Data records:

▼

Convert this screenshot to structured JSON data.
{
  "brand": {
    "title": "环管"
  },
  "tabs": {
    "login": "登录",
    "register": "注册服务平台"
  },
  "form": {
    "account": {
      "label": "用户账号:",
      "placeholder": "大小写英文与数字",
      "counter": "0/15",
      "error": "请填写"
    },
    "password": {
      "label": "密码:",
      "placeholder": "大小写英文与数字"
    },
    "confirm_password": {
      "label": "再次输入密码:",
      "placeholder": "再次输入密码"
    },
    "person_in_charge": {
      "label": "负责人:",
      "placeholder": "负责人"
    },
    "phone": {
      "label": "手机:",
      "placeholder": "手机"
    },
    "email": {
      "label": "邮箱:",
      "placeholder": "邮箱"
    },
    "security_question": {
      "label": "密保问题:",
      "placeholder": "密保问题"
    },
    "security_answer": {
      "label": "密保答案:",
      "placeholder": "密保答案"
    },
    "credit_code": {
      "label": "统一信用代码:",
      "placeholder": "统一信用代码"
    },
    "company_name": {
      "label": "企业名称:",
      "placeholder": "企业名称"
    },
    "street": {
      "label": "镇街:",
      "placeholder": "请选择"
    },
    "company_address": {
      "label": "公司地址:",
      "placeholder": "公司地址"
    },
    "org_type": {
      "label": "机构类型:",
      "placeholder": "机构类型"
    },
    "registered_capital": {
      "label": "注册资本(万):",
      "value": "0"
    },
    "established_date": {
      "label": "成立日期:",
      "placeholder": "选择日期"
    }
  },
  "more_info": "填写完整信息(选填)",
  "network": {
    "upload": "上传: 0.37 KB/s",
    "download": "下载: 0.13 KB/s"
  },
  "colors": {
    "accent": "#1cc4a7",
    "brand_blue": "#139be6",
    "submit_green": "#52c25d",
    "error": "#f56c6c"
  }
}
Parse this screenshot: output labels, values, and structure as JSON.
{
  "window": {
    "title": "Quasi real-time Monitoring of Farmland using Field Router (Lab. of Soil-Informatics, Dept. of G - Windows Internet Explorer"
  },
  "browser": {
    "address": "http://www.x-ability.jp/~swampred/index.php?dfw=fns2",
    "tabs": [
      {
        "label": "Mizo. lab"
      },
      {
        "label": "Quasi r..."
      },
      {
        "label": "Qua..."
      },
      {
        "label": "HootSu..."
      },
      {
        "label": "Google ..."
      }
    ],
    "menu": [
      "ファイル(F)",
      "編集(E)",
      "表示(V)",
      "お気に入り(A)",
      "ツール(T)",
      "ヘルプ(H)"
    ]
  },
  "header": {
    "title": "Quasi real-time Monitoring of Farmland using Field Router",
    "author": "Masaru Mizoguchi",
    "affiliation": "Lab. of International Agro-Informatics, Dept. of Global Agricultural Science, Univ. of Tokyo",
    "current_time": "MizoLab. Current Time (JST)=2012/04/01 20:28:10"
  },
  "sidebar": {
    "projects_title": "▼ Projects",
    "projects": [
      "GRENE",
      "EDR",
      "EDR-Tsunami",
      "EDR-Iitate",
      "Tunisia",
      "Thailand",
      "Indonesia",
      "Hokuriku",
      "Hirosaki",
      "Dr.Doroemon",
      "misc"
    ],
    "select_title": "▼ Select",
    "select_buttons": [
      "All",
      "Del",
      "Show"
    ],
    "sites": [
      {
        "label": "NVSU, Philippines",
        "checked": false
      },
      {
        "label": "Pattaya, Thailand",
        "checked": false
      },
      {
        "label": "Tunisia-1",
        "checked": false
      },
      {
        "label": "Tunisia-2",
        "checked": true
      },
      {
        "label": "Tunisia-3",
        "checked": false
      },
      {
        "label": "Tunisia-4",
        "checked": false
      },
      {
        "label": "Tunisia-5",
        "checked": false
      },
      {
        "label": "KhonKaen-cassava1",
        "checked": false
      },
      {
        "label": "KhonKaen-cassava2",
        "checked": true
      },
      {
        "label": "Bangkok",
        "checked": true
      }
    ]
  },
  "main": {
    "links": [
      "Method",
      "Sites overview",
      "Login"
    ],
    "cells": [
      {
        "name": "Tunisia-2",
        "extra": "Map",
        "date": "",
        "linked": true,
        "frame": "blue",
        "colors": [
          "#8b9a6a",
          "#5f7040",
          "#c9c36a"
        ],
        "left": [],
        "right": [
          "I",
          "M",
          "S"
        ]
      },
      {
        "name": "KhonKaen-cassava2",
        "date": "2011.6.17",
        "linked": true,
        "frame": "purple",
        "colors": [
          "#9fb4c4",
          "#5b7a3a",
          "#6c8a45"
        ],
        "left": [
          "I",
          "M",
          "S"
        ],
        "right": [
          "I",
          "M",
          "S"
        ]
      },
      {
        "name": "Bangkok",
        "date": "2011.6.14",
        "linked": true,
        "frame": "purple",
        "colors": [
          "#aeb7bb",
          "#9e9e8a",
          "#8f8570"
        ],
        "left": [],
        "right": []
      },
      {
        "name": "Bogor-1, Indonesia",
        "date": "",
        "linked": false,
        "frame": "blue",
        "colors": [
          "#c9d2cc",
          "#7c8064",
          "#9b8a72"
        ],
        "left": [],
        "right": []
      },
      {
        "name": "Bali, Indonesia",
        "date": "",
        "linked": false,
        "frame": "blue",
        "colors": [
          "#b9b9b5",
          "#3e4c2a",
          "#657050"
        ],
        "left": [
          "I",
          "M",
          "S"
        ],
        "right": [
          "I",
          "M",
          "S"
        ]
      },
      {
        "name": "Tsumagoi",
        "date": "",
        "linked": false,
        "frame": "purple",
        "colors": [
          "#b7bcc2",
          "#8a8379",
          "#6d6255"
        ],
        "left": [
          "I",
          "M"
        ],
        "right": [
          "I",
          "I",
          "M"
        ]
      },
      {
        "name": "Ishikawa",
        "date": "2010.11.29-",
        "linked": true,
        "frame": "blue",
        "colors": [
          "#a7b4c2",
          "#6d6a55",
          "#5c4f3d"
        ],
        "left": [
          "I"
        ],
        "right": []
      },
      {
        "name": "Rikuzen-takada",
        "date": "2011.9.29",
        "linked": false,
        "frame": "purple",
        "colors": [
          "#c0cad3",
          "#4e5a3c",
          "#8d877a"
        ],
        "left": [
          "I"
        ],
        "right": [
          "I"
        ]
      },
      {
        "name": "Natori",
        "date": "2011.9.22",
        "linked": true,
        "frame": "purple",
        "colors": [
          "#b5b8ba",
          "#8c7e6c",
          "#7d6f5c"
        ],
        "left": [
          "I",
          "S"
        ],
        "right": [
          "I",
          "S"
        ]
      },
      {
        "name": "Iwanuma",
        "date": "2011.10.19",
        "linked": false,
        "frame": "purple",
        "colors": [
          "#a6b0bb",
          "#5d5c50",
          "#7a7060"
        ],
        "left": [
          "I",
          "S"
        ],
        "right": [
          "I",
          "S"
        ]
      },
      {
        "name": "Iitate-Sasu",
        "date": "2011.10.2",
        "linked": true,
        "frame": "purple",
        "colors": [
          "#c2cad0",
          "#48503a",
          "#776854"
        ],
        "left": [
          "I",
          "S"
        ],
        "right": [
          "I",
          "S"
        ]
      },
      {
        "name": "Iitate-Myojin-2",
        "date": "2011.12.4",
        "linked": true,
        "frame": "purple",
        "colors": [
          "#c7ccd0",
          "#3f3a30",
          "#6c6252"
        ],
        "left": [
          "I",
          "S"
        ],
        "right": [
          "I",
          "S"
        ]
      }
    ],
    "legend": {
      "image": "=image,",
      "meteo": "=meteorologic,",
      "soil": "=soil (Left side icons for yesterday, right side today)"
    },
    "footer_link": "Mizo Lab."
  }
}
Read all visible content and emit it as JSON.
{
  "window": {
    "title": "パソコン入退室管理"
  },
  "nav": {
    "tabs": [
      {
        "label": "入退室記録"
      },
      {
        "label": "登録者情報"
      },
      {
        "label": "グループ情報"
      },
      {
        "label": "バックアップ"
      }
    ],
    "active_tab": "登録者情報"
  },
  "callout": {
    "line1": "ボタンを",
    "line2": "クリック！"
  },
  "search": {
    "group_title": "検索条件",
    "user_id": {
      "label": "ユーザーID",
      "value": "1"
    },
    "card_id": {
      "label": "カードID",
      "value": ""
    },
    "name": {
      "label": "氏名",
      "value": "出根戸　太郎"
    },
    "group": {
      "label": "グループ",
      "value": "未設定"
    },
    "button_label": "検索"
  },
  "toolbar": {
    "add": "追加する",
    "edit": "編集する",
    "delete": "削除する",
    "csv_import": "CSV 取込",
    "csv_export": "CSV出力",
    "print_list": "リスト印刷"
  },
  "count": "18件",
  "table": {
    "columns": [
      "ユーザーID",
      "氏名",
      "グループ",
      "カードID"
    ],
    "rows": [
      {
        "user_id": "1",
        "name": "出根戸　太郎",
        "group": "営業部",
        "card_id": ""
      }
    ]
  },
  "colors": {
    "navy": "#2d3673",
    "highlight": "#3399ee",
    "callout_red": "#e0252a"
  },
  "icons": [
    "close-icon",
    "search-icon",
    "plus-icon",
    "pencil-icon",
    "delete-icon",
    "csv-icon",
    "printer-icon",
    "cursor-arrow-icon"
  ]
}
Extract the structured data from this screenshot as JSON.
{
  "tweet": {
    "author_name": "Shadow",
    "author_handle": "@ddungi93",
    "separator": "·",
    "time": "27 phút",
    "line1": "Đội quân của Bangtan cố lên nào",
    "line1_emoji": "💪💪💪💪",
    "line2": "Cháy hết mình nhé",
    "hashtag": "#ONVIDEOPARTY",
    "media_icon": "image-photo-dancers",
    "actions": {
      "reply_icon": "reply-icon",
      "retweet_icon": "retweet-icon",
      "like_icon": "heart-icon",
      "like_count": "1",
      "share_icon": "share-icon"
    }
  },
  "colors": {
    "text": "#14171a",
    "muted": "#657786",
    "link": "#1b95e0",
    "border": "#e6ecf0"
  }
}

▲

*PROBLEM TO WORK ON*
Return every line in the listing that contains the word "大小写英文与数字".

*SOLUTION FOR THIS TASK*
      "placeholder": "大小写英文与数字",
      "placeholder": "大小写英文与数字"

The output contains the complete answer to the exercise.